Search the data for the word "type". Reproduce every line where it is found.

-*-

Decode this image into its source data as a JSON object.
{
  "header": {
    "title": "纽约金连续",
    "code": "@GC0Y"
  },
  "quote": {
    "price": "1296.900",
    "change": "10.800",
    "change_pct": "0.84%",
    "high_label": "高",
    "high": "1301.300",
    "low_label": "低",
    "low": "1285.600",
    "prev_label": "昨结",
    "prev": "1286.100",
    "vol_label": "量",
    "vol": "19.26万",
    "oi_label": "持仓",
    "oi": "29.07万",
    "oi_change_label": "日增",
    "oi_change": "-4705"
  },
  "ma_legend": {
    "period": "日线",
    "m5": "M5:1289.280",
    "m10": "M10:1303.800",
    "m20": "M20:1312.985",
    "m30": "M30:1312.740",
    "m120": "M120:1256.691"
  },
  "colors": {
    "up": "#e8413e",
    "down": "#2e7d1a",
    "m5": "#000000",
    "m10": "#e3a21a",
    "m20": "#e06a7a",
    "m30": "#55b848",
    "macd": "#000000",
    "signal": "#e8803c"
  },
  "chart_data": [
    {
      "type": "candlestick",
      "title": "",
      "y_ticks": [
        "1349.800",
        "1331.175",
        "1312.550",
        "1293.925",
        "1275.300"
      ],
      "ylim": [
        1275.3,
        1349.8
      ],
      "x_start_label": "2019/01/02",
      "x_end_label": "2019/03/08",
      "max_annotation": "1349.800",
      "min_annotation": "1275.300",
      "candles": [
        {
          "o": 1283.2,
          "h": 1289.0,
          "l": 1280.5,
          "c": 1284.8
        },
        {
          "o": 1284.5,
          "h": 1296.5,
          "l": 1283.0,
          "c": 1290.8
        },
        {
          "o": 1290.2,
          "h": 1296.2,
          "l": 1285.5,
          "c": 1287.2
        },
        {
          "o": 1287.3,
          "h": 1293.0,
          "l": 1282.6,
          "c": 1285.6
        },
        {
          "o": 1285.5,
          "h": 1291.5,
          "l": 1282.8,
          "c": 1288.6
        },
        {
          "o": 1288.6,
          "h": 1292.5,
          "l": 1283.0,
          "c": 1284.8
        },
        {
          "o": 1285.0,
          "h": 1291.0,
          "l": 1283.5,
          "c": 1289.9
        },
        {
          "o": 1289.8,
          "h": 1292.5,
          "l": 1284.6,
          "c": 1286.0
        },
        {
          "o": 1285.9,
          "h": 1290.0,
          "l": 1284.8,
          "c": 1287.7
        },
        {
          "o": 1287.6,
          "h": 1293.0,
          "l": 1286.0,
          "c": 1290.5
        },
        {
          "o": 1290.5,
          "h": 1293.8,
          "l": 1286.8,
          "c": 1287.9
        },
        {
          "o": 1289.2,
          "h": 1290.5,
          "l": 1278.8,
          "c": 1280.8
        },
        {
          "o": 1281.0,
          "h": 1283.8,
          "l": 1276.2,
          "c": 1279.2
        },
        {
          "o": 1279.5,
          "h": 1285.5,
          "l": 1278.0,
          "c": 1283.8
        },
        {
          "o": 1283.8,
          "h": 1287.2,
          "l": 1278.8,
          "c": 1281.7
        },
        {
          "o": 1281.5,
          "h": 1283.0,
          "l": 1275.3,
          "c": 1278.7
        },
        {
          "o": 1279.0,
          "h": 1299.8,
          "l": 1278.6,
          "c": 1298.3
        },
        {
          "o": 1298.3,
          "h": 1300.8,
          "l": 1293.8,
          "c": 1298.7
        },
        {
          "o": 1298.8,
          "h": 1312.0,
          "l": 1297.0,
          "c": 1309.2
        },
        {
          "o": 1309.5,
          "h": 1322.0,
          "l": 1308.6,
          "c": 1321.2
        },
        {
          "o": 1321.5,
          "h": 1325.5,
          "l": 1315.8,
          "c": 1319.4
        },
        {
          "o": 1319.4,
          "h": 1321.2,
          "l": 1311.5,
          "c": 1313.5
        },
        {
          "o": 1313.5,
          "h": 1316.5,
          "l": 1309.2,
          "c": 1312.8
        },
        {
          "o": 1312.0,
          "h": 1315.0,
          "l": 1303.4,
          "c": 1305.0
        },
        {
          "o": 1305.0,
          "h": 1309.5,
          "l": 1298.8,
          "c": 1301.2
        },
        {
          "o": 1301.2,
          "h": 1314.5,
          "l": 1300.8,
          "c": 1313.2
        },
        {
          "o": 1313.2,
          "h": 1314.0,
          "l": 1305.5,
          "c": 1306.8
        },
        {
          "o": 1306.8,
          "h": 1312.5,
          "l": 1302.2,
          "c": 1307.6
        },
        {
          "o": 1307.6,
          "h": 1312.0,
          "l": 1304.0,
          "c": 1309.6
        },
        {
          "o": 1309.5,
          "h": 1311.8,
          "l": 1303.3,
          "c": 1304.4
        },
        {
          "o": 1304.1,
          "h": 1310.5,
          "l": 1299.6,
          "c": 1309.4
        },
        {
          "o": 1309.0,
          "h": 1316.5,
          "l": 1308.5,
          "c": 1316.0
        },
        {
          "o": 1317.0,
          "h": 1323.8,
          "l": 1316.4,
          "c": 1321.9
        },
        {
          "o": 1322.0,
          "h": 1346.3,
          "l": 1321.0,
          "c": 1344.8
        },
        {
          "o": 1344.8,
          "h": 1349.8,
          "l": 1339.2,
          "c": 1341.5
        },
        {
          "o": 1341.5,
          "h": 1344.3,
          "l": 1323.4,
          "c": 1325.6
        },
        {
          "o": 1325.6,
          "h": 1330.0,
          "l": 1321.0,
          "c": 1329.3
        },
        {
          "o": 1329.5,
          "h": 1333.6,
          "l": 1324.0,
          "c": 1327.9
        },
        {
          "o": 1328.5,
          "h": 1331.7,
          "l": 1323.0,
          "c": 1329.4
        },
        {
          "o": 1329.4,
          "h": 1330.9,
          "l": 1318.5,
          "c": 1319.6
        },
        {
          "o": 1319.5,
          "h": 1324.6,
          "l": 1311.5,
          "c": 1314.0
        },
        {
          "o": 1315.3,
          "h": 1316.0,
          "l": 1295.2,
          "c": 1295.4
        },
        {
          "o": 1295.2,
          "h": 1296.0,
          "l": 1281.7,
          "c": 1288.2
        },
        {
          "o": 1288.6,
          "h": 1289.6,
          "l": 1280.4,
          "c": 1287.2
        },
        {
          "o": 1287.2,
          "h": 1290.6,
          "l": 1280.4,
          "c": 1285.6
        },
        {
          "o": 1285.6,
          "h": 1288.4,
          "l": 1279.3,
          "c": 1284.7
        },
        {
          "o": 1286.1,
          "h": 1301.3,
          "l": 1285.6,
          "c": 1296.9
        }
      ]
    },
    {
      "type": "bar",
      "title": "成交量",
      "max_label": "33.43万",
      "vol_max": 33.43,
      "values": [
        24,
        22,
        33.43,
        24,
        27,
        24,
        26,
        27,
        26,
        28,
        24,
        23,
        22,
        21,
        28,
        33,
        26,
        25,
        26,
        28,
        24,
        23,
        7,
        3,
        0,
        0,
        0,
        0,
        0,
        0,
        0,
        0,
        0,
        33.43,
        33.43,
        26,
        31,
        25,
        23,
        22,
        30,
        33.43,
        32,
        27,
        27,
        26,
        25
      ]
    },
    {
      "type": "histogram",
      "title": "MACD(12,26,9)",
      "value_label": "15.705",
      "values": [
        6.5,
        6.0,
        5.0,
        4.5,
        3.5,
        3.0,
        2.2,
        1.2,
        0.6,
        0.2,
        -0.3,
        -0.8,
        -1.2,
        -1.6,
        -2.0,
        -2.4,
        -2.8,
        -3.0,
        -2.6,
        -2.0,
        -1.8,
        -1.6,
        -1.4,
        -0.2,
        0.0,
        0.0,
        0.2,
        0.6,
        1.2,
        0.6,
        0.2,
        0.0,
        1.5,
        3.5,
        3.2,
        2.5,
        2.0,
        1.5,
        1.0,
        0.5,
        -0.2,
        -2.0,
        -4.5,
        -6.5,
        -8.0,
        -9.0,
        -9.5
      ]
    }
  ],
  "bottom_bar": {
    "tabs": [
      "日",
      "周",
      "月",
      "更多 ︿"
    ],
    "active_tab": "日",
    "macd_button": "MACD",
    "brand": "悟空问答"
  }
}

-*-

■ **IN RESPONSE**
      "type": "candlestick",
      "type": "bar",
      "type": "histogram",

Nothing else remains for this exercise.